What is being asked
Quote every line below exactly and skip any picture.

* Start Information given *

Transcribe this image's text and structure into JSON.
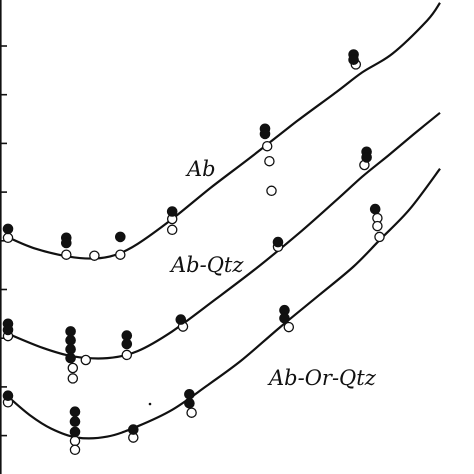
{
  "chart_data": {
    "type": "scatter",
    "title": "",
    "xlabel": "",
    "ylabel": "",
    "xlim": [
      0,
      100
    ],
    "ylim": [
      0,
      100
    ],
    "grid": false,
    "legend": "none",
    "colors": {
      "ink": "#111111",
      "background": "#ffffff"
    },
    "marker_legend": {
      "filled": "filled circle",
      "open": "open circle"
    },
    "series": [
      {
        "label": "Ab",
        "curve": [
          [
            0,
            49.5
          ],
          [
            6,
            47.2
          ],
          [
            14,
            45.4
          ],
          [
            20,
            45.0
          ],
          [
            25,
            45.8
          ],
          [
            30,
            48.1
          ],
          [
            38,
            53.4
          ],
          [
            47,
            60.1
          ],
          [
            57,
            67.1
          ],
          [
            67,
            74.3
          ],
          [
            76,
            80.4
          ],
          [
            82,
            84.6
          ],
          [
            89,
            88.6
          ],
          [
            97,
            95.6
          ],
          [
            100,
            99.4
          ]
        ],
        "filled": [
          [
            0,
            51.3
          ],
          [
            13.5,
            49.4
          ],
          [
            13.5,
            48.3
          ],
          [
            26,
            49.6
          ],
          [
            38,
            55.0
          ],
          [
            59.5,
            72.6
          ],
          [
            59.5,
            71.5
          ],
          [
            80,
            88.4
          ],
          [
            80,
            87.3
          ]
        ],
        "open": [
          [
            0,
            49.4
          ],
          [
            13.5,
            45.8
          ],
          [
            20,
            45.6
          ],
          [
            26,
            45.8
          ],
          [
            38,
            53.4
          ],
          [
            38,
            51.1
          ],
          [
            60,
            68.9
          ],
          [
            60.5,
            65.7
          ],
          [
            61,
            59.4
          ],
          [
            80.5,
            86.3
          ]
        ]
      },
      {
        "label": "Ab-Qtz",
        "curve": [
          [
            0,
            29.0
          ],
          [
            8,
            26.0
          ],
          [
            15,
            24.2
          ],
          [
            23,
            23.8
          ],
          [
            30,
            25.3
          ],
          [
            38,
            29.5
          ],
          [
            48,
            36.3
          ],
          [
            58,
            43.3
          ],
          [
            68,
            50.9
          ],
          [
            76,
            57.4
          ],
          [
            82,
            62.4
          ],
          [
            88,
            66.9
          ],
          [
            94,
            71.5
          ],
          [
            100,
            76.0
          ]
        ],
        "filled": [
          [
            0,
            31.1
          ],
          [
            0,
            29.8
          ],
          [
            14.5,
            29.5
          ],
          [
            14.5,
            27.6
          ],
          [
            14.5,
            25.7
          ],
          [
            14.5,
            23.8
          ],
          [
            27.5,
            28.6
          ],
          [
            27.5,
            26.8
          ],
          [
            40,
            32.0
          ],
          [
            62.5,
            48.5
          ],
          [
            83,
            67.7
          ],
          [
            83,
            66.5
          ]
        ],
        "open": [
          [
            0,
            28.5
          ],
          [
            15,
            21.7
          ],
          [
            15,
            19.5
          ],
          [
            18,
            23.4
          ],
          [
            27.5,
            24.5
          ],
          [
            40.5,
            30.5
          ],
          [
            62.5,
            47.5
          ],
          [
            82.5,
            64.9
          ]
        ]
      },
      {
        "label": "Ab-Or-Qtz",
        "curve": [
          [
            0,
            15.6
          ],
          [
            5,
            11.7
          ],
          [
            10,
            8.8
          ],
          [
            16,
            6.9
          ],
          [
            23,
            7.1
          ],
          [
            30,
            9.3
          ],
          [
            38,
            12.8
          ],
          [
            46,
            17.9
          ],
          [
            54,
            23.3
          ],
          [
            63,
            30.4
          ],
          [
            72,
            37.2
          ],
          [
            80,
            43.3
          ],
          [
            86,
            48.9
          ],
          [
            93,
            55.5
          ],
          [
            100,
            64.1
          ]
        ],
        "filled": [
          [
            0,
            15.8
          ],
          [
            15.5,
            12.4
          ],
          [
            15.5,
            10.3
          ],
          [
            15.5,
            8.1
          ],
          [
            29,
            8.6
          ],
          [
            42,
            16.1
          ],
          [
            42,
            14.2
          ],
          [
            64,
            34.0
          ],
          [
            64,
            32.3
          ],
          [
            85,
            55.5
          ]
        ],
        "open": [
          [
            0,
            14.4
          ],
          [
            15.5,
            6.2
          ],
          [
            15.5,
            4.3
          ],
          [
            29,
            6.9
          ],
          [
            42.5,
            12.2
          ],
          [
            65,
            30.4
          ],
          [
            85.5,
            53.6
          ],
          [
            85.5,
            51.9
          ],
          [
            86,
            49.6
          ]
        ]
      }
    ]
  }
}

* End Information given *

Worked answer
Transcribe this image's text and structure into JSON.
{
  "chart_data": {
    "type": "scatter",
    "title": "",
    "xlabel": "",
    "ylabel": "",
    "xlim": [
      0,
      100
    ],
    "ylim": [
      0,
      100
    ],
    "grid": false,
    "legend": "none",
    "colors": {
      "ink": "#111111",
      "background": "#ffffff"
    },
    "marker_legend": {
      "filled": "filled circle",
      "open": "open circle"
    },
    "series": [
      {
        "label": "Ab",
        "curve": [
          [
            0,
            49.5
          ],
          [
            6,
            47.2
          ],
          [
            14,
            45.4
          ],
          [
            20,
            45.0
          ],
          [
            25,
            45.8
          ],
          [
            30,
            48.1
          ],
          [
            38,
            53.4
          ],
          [
            47,
            60.1
          ],
          [
            57,
            67.1
          ],
          [
            67,
            74.3
          ],
          [
            76,
            80.4
          ],
          [
            82,
            84.6
          ],
          [
            89,
            88.6
          ],
          [
            97,
            95.6
          ],
          [
            100,
            99.4
          ]
        ],
        "filled": [
          [
            0,
            51.3
          ],
          [
            13.5,
            49.4
          ],
          [
            13.5,
            48.3
          ],
          [
            26,
            49.6
          ],
          [
            38,
            55.0
          ],
          [
            59.5,
            72.6
          ],
          [
            59.5,
            71.5
          ],
          [
            80,
            88.4
          ],
          [
            80,
            87.3
          ]
        ],
        "open": [
          [
            0,
            49.4
          ],
          [
            13.5,
            45.8
          ],
          [
            20,
            45.6
          ],
          [
            26,
            45.8
          ],
          [
            38,
            53.4
          ],
          [
            38,
            51.1
          ],
          [
            60,
            68.9
          ],
          [
            60.5,
            65.7
          ],
          [
            61,
            59.4
          ],
          [
            80.5,
            86.3
          ]
        ]
      },
      {
        "label": "Ab-Qtz",
        "curve": [
          [
            0,
            29.0
          ],
          [
            8,
            26.0
          ],
          [
            15,
            24.2
          ],
          [
            23,
            23.8
          ],
          [
            30,
            25.3
          ],
          [
            38,
            29.5
          ],
          [
            48,
            36.3
          ],
          [
            58,
            43.3
          ],
          [
            68,
            50.9
          ],
          [
            76,
            57.4
          ],
          [
            82,
            62.4
          ],
          [
            88,
            66.9
          ],
          [
            94,
            71.5
          ],
          [
            100,
            76.0
          ]
        ],
        "filled": [
          [
            0,
            31.1
          ],
          [
            0,
            29.8
          ],
          [
            14.5,
            29.5
          ],
          [
            14.5,
            27.6
          ],
          [
            14.5,
            25.7
          ],
          [
            14.5,
            23.8
          ],
          [
            27.5,
            28.6
          ],
          [
            27.5,
            26.8
          ],
          [
            40,
            32.0
          ],
          [
            62.5,
            48.5
          ],
          [
            83,
            67.7
          ],
          [
            83,
            66.5
          ]
        ],
        "open": [
          [
            0,
            28.5
          ],
          [
            15,
            21.7
          ],
          [
            15,
            19.5
          ],
          [
            18,
            23.4
          ],
          [
            27.5,
            24.5
          ],
          [
            40.5,
            30.5
          ],
          [
            62.5,
            47.5
          ],
          [
            82.5,
            64.9
          ]
        ]
      },
      {
        "label": "Ab-Or-Qtz",
        "curve": [
          [
            0,
            15.6
          ],
          [
            5,
            11.7
          ],
          [
            10,
            8.8
          ],
          [
            16,
            6.9
          ],
          [
            23,
            7.1
          ],
          [
            30,
            9.3
          ],
          [
            38,
            12.8
          ],
          [
            46,
            17.9
          ],
          [
            54,
            23.3
          ],
          [
            63,
            30.4
          ],
          [
            72,
            37.2
          ],
          [
            80,
            43.3
          ],
          [
            86,
            48.9
          ],
          [
            93,
            55.5
          ],
          [
            100,
            64.1
          ]
        ],
        "filled": [
          [
            0,
            15.8
          ],
          [
            15.5,
            12.4
          ],
          [
            15.5,
            10.3
          ],
          [
            15.5,
            8.1
          ],
          [
            29,
            8.6
          ],
          [
            42,
            16.1
          ],
          [
            42,
            14.2
          ],
          [
            64,
            34.0
          ],
          [
            64,
            32.3
          ],
          [
            85,
            55.5
          ]
        ],
        "open": [
          [
            0,
            14.4
          ],
          [
            15.5,
            6.2
          ],
          [
            15.5,
            4.3
          ],
          [
            29,
            6.9
          ],
          [
            42.5,
            12.2
          ],
          [
            65,
            30.4
          ],
          [
            85.5,
            53.6
          ],
          [
            85.5,
            51.9
          ],
          [
            86,
            49.6
          ]
        ]
      }
    ]
  }
}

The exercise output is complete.